◆ **DATA PROVIDED**:
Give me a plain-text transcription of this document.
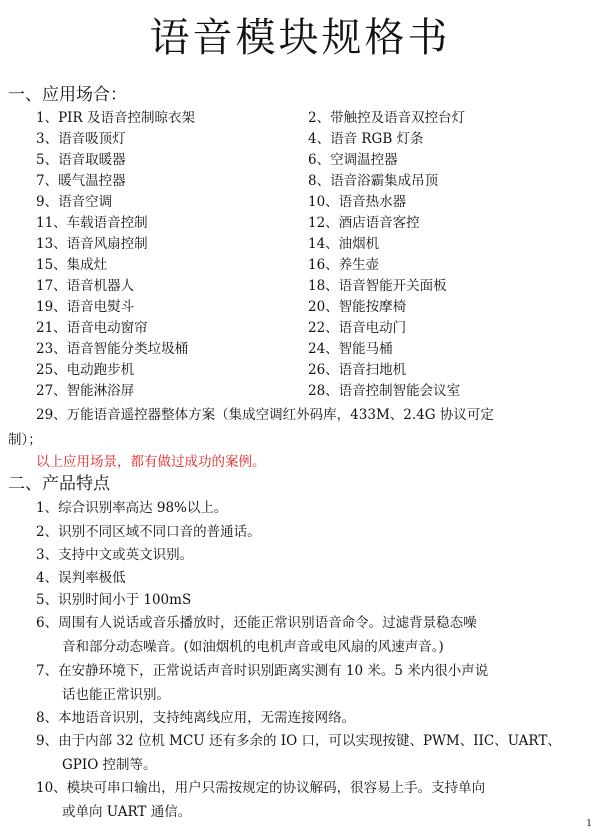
语音模块规格书
一、应用场合：
1、PIR 及语音控制晾衣架
3、语音吸顶灯
5、语音取暖器
7、暖气温控器
9、语音空调
11、车载语音控制
13、语音风扇控制
15、集成灶
17、语音机器人
19、语音电熨斗
21、语音电动窗帘
23、语音智能分类垃圾桶
25、电动跑步机
27、智能淋浴屏
2、带触控及语音双控台灯
4、语音 RGB 灯条
6、空调温控器
8、语音浴霸集成吊顶
10、语音热水器
12、酒店语音客控
14、油烟机
16、养生壶
18、语音智能开关面板
20、智能按摩椅
22、语音电动门
24、智能马桶
26、语音扫地机
28、语音控制智能会议室
29、万能语音遥控器整体方案（集成空调红外码库，433M、2.4G 协议可定
制）；
以上应用场景，都有做过成功的案例。
二、产品特点
1、综合识别率高达 98%以上。
2、识别不同区域不同口音的普通话。
3、支持中文或英文识别。
4、误判率极低
5、识别时间小于 100mS
6、周围有人说话或音乐播放时，还能正常识别语音命令。过滤背景稳态噪
音和部分动态噪音。(如油烟机的电机声音或电风扇的风速声音。)
7、在安静环境下，正常说话声音时识别距离实测有 10 米。5 米内很小声说
话也能正常识别。
8、本地语音识别，支持纯离线应用，无需连接网络。
9、由于内部 32 位机 MCU 还有多余的 IO 口，可以实现按键、PWM、IIC、UART、
GPIO 控制等。
10、模块可串口输出，用户只需按规定的协议解码，很容易上手。支持单向
或单向 UART 通信。
1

◆ **WRITTEN PROBLEM**:
Repeat the listing verbatim. Skip the pictures.

◆ **TASK SOLUTION**:
Give me a plain-text transcription of this document.
语音模块规格书
一、应用场合：
1、PIR 及语音控制晾衣架
3、语音吸顶灯
5、语音取暖器
7、暖气温控器
9、语音空调
11、车载语音控制
13、语音风扇控制
15、集成灶
17、语音机器人
19、语音电熨斗
21、语音电动窗帘
23、语音智能分类垃圾桶
25、电动跑步机
27、智能淋浴屏
2、带触控及语音双控台灯
4、语音 RGB 灯条
6、空调温控器
8、语音浴霸集成吊顶
10、语音热水器
12、酒店语音客控
14、油烟机
16、养生壶
18、语音智能开关面板
20、智能按摩椅
22、语音电动门
24、智能马桶
26、语音扫地机
28、语音控制智能会议室
29、万能语音遥控器整体方案（集成空调红外码库，433M、2.4G 协议可定
制）；
以上应用场景，都有做过成功的案例。
二、产品特点
1、综合识别率高达 98%以上。
2、识别不同区域不同口音的普通话。
3、支持中文或英文识别。
4、误判率极低
5、识别时间小于 100mS
6、周围有人说话或音乐播放时，还能正常识别语音命令。过滤背景稳态噪
音和部分动态噪音。(如油烟机的电机声音或电风扇的风速声音。)
7、在安静环境下，正常说话声音时识别距离实测有 10 米。5 米内很小声说
话也能正常识别。
8、本地语音识别，支持纯离线应用，无需连接网络。
9、由于内部 32 位机 MCU 还有多余的 IO 口，可以实现按键、PWM、IIC、UART、
GPIO 控制等。
10、模块可串口输出，用户只需按规定的协议解码，很容易上手。支持单向
或单向 UART 通信。
1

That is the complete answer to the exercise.